• _Task material_
=======

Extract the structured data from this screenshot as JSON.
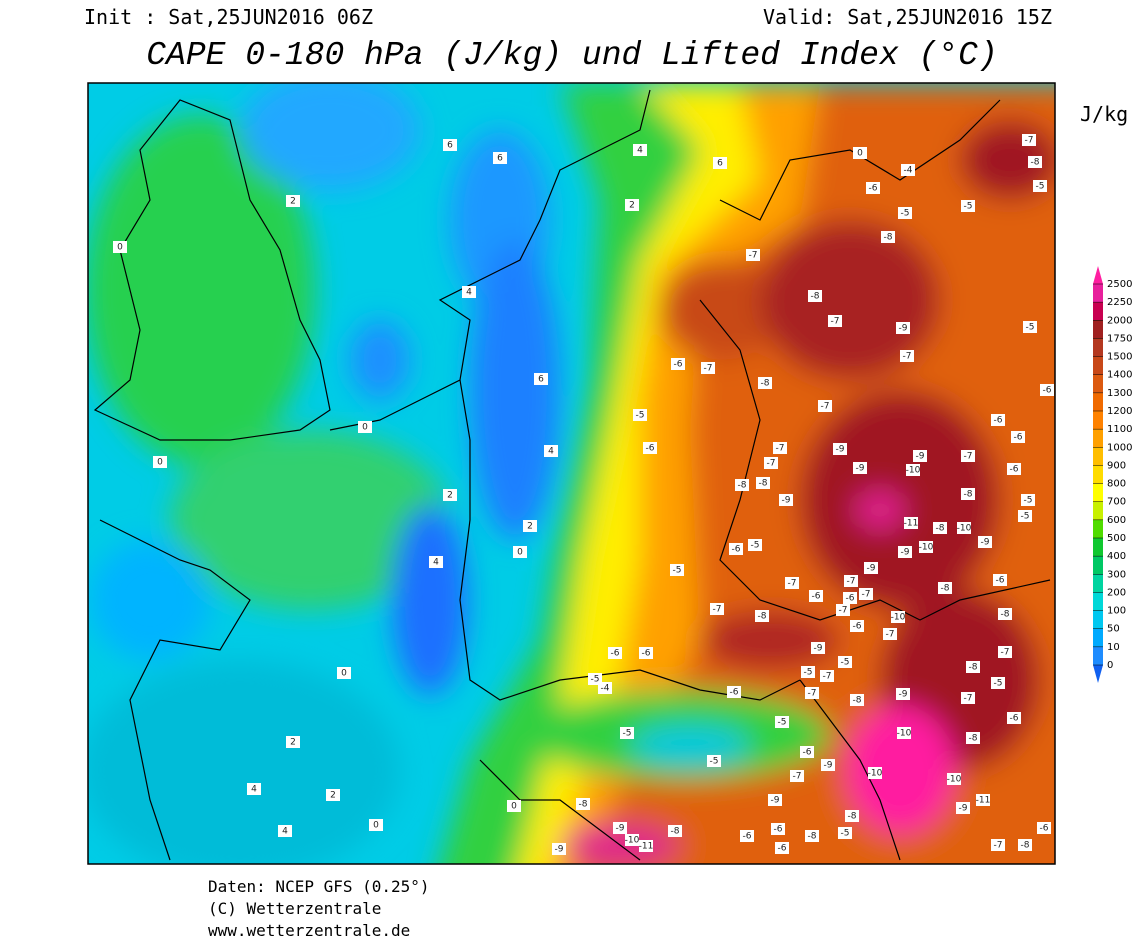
{
  "header": {
    "init": "Init : Sat,25JUN2016 06Z",
    "valid": "Valid: Sat,25JUN2016 15Z",
    "title": "CAPE 0-180 hPa (J/kg) und Lifted Index (°C)"
  },
  "colorbar": {
    "unit": "J/kg",
    "levels": [
      0,
      10,
      50,
      100,
      200,
      300,
      400,
      500,
      600,
      700,
      800,
      900,
      1000,
      1100,
      1200,
      1300,
      1400,
      1500,
      1750,
      2000,
      2250,
      2500
    ],
    "colors": [
      "#1e8cff",
      "#00aaff",
      "#00c8f0",
      "#00d8d8",
      "#00d4a0",
      "#00c864",
      "#10c830",
      "#50dc00",
      "#c8f000",
      "#ffff00",
      "#ffdc00",
      "#ffbe00",
      "#ffa000",
      "#ff8200",
      "#f06a00",
      "#dc5a10",
      "#c84818",
      "#b43820",
      "#a02020",
      "#c80050",
      "#e8209c"
    ],
    "below_color": "#1060f0",
    "above_color": "#ff1ea0"
  },
  "map": {
    "labels": [
      6,
      6,
      4,
      6,
      0,
      -4,
      2,
      2,
      0,
      4,
      6,
      4,
      2,
      2,
      0,
      4,
      0,
      0,
      0,
      2,
      4,
      2,
      4,
      0,
      0,
      -7,
      -8,
      -6,
      -5,
      -5,
      -8,
      -7,
      -8,
      -7,
      -9,
      -5,
      -6,
      -7,
      -8,
      -7,
      -5,
      -6,
      -7,
      -7,
      -7,
      -9,
      -9,
      -10,
      -9,
      -7,
      -6,
      -6,
      -6,
      -8,
      -8,
      -9,
      -8,
      -11,
      -8,
      -10,
      -9,
      -10,
      -9,
      -5,
      -5,
      -6,
      -5,
      -5,
      -7,
      -9,
      -7,
      -6,
      -6,
      -7,
      -7,
      -6,
      -7,
      -8,
      -10,
      -7,
      -6,
      -8,
      -8,
      -6,
      -6,
      -9,
      -5,
      -7,
      -5,
      -8,
      -7,
      -5,
      -4,
      -6,
      -7,
      -8,
      -9,
      -7,
      -5,
      -5,
      -5,
      -10,
      -8,
      -6,
      -6,
      -7,
      -9,
      -5,
      -10,
      -10,
      -11,
      -9,
      -9,
      -8,
      -5,
      -8,
      -9,
      -10,
      -11,
      -8,
      -6,
      -8,
      -6,
      -6,
      -9,
      -6,
      -8,
      -7,
      -6,
      -5
    ]
  },
  "footer": {
    "source": "Daten: NCEP GFS (0.25°)",
    "copyright": "(C) Wetterzentrale",
    "url": "www.wetterzentrale.de"
  }
}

=======

• _Work to do_
Without the pictures, print the records in full, exactly as they appear.

• _Expected output_
Extract the structured data from this screenshot as JSON.
{
  "header": {
    "init": "Init : Sat,25JUN2016 06Z",
    "valid": "Valid: Sat,25JUN2016 15Z",
    "title": "CAPE 0-180 hPa (J/kg) und Lifted Index (°C)"
  },
  "colorbar": {
    "unit": "J/kg",
    "levels": [
      0,
      10,
      50,
      100,
      200,
      300,
      400,
      500,
      600,
      700,
      800,
      900,
      1000,
      1100,
      1200,
      1300,
      1400,
      1500,
      1750,
      2000,
      2250,
      2500
    ],
    "colors": [
      "#1e8cff",
      "#00aaff",
      "#00c8f0",
      "#00d8d8",
      "#00d4a0",
      "#00c864",
      "#10c830",
      "#50dc00",
      "#c8f000",
      "#ffff00",
      "#ffdc00",
      "#ffbe00",
      "#ffa000",
      "#ff8200",
      "#f06a00",
      "#dc5a10",
      "#c84818",
      "#b43820",
      "#a02020",
      "#c80050",
      "#e8209c"
    ],
    "below_color": "#1060f0",
    "above_color": "#ff1ea0"
  },
  "map": {
    "labels": [
      6,
      6,
      4,
      6,
      0,
      -4,
      2,
      2,
      0,
      4,
      6,
      4,
      2,
      2,
      0,
      4,
      0,
      0,
      0,
      2,
      4,
      2,
      4,
      0,
      0,
      -7,
      -8,
      -6,
      -5,
      -5,
      -8,
      -7,
      -8,
      -7,
      -9,
      -5,
      -6,
      -7,
      -8,
      -7,
      -5,
      -6,
      -7,
      -7,
      -7,
      -9,
      -9,
      -10,
      -9,
      -7,
      -6,
      -6,
      -6,
      -8,
      -8,
      -9,
      -8,
      -11,
      -8,
      -10,
      -9,
      -10,
      -9,
      -5,
      -5,
      -6,
      -5,
      -5,
      -7,
      -9,
      -7,
      -6,
      -6,
      -7,
      -7,
      -6,
      -7,
      -8,
      -10,
      -7,
      -6,
      -8,
      -8,
      -6,
      -6,
      -9,
      -5,
      -7,
      -5,
      -8,
      -7,
      -5,
      -4,
      -6,
      -7,
      -8,
      -9,
      -7,
      -5,
      -5,
      -5,
      -10,
      -8,
      -6,
      -6,
      -7,
      -9,
      -5,
      -10,
      -10,
      -11,
      -9,
      -9,
      -8,
      -5,
      -8,
      -9,
      -10,
      -11,
      -8,
      -6,
      -8,
      -6,
      -6,
      -9,
      -6,
      -8,
      -7,
      -6,
      -5
    ]
  },
  "footer": {
    "source": "Daten: NCEP GFS (0.25°)",
    "copyright": "(C) Wetterzentrale",
    "url": "www.wetterzentrale.de"
  }
}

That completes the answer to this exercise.